-------- Source material --------
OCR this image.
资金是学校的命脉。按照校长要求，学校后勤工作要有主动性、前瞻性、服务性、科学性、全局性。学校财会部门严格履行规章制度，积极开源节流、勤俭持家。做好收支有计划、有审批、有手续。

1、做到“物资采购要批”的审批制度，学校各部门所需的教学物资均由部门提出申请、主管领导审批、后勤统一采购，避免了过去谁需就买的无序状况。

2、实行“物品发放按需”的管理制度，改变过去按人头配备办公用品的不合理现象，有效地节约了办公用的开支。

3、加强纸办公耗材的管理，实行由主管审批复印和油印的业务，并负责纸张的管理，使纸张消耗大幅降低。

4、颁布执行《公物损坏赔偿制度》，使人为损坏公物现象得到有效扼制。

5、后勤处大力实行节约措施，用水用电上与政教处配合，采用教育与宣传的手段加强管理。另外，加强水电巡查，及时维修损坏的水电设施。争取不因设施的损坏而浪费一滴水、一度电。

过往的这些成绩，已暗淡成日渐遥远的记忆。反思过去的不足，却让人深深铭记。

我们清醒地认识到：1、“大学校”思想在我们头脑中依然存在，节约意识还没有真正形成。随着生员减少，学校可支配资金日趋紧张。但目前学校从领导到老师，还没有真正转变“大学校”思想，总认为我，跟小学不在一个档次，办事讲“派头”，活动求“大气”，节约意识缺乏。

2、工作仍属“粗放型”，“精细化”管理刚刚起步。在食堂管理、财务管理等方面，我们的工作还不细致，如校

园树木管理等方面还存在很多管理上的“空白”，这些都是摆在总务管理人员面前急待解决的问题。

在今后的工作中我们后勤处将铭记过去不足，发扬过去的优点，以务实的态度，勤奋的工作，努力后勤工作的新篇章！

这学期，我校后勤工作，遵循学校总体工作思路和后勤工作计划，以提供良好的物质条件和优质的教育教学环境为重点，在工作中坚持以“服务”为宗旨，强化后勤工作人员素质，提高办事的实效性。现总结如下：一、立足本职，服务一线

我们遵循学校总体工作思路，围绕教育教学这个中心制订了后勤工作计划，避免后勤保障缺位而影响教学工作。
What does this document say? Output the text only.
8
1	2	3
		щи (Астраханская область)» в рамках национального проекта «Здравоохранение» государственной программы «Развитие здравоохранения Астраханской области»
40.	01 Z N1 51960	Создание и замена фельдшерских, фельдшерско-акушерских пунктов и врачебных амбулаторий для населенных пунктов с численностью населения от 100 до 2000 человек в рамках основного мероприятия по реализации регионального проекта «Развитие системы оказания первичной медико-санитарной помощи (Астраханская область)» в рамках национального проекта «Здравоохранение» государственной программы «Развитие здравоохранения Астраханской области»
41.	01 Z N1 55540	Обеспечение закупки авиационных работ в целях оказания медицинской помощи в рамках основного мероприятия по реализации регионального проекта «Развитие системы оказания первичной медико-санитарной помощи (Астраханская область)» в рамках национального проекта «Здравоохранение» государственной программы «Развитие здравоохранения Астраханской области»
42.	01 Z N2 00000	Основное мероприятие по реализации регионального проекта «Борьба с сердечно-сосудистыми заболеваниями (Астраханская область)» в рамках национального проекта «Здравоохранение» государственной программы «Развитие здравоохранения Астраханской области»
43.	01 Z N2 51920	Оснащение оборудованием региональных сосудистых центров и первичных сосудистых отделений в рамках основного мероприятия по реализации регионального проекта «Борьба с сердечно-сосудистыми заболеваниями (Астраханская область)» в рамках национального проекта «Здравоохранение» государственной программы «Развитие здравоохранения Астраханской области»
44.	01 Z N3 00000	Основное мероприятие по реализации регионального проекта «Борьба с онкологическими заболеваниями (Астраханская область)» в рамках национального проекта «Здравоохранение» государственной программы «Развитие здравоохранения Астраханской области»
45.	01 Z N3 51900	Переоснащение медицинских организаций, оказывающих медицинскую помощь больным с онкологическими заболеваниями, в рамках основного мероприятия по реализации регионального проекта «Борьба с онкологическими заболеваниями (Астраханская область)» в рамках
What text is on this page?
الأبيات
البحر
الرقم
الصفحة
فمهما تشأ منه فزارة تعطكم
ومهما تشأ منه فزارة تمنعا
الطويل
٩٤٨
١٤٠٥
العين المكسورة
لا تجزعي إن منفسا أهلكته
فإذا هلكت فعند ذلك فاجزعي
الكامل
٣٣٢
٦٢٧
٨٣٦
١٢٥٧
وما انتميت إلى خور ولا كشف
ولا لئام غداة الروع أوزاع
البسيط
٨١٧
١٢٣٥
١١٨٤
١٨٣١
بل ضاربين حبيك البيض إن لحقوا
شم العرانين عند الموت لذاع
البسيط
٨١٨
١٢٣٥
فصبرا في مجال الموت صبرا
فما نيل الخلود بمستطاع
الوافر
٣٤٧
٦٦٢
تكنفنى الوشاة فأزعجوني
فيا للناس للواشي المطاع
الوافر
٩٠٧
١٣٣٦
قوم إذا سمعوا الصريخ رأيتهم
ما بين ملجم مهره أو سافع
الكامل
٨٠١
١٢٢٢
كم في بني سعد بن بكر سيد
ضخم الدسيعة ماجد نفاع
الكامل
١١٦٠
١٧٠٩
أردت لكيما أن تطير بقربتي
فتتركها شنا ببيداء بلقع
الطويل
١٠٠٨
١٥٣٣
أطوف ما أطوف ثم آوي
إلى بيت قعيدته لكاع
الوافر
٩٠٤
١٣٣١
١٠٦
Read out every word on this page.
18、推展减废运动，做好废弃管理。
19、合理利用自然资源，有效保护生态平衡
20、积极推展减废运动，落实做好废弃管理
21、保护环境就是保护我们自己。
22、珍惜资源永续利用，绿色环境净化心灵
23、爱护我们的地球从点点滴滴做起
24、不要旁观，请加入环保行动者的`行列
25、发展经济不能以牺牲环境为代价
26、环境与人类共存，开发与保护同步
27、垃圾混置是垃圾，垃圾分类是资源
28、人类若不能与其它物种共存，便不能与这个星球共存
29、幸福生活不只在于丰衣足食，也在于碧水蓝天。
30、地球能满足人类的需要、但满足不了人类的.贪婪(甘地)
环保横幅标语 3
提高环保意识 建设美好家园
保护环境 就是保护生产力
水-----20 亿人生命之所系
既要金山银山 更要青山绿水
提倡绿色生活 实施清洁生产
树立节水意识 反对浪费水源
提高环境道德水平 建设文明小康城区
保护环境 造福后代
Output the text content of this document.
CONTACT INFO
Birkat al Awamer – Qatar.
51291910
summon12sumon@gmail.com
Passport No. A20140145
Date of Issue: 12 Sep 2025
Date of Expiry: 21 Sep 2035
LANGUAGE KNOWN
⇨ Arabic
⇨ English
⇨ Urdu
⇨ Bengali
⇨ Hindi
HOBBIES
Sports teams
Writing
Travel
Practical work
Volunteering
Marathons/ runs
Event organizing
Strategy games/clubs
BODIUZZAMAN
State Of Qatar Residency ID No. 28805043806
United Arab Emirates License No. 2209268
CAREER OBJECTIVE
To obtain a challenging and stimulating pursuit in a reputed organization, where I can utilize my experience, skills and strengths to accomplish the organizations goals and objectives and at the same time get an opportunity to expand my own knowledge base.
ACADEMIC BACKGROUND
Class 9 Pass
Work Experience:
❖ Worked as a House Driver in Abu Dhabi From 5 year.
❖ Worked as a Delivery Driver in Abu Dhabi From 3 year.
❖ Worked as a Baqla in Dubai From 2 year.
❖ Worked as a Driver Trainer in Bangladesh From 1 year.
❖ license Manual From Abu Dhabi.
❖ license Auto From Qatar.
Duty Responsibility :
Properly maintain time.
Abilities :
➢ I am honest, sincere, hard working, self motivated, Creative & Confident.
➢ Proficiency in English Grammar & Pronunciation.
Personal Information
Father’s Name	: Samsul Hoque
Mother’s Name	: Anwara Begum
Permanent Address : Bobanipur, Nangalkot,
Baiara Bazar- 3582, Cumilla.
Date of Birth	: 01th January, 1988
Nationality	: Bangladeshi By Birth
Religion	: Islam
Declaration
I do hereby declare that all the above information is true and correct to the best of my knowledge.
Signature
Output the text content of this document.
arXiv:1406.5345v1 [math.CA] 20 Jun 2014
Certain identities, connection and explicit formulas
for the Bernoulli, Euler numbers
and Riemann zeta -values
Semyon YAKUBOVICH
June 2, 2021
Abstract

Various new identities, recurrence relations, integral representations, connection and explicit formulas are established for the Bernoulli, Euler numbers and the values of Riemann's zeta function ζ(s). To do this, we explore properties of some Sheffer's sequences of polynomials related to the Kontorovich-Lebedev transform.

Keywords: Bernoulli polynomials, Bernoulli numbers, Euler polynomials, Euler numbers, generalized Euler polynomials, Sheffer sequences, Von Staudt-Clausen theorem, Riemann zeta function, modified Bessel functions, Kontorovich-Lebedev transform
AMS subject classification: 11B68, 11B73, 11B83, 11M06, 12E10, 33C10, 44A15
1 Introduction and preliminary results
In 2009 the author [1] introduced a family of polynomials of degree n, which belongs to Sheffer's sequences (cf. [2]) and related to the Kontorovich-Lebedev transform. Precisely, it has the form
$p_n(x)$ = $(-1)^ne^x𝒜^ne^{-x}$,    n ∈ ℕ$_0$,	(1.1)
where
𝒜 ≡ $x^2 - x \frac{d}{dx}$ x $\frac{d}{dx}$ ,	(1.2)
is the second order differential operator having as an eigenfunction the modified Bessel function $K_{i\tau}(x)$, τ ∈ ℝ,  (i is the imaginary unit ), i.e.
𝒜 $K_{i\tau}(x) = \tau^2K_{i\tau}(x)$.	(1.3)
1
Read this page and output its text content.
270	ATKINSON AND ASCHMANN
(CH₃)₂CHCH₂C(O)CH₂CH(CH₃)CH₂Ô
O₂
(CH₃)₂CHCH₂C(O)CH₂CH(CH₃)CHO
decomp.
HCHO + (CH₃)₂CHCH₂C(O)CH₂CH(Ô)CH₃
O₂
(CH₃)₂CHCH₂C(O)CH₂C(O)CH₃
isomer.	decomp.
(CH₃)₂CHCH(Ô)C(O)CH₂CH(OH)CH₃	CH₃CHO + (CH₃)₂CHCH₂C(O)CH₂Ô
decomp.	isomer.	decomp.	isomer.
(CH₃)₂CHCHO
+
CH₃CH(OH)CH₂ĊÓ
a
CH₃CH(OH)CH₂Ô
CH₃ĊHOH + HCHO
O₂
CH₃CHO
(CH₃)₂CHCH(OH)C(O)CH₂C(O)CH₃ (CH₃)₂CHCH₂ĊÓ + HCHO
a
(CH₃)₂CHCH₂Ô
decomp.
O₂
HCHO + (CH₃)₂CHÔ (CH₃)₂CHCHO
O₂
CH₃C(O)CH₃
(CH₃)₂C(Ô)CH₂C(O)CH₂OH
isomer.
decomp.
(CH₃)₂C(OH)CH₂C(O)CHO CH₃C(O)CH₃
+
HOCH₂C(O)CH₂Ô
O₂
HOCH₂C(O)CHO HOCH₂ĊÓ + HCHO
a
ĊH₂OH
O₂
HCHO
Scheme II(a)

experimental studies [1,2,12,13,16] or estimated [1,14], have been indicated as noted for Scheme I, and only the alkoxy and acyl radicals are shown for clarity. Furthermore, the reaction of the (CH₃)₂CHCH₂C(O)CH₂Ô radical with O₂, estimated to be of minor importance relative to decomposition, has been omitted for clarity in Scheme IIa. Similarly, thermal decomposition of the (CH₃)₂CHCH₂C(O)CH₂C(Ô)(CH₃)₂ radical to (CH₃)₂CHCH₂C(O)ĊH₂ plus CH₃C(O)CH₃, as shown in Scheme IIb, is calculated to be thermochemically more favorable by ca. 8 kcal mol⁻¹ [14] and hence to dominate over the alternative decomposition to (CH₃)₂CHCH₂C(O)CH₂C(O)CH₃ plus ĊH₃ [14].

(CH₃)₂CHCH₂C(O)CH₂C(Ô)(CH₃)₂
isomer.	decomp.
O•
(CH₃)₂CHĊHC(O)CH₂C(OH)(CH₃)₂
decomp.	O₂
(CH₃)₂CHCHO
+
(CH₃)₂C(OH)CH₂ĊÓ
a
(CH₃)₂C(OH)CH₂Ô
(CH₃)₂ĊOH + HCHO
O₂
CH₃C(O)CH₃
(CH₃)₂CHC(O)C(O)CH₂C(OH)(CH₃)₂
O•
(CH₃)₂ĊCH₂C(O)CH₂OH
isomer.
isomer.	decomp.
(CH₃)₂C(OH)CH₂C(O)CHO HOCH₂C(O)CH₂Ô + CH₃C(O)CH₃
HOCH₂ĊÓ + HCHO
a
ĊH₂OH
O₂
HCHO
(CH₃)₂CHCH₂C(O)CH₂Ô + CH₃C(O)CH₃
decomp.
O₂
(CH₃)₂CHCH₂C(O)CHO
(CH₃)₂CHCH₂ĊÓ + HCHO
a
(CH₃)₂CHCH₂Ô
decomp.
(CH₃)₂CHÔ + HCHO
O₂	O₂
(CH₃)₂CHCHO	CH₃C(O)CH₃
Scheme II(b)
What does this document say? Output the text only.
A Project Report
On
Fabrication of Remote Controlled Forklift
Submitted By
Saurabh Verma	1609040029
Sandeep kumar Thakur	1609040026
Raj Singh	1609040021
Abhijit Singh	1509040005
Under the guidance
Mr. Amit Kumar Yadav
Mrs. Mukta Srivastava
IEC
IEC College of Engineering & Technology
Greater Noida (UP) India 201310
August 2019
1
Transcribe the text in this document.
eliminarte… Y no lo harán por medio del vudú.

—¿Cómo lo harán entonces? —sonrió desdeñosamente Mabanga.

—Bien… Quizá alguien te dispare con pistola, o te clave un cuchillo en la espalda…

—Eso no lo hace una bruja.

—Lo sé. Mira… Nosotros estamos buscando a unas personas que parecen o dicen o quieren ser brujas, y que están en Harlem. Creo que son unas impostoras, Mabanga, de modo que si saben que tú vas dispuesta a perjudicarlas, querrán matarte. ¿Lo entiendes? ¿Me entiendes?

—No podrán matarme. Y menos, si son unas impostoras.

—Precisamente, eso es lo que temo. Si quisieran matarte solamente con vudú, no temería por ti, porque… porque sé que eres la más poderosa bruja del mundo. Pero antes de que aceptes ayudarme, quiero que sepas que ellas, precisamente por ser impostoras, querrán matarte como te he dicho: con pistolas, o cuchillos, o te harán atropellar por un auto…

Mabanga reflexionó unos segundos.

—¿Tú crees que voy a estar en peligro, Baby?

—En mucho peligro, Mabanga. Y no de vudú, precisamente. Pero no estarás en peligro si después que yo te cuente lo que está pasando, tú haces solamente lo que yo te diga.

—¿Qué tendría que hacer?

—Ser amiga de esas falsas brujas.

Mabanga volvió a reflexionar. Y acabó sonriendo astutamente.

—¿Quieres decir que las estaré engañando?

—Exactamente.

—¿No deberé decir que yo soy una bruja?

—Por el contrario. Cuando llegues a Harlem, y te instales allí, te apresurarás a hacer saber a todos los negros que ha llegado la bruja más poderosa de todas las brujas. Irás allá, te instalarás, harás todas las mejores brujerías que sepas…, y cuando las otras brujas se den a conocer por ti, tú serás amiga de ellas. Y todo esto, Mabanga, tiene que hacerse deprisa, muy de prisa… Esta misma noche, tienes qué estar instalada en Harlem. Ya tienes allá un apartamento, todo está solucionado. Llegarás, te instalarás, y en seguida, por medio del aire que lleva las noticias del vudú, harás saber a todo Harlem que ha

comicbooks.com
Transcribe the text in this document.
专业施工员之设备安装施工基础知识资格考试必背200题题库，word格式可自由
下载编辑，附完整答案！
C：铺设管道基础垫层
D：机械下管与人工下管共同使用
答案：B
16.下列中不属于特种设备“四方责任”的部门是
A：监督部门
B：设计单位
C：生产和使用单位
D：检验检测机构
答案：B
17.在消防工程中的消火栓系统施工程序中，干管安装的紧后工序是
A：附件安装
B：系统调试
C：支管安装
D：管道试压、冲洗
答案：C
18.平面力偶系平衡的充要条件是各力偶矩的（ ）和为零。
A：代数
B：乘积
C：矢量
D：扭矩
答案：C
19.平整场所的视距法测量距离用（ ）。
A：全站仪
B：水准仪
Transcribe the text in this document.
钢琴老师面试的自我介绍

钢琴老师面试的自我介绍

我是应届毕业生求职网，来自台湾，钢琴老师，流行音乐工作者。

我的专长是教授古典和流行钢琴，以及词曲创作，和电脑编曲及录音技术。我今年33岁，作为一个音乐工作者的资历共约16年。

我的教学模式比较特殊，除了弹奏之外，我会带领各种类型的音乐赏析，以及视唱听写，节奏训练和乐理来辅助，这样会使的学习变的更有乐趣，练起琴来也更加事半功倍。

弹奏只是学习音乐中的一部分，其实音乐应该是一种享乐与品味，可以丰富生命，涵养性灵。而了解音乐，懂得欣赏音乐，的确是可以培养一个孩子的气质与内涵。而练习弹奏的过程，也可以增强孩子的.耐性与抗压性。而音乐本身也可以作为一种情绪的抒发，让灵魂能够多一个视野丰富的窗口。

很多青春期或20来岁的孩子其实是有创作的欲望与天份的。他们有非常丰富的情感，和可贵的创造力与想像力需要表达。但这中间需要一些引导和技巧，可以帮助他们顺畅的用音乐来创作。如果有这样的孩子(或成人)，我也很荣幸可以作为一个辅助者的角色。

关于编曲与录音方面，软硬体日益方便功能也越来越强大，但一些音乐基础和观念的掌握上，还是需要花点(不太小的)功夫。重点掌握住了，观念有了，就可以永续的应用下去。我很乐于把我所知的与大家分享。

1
--------
What is being asked: Scan the material for lines with the word "CH₃CHO", and copy each line you find.

Exercise solution:
(CH₃)₂CHCH(Ô)C(O)CH₂CH(OH)CH₃	CH₃CHO + (CH₃)₂CHCH₂C(O)CH₂Ô
CH₃CHO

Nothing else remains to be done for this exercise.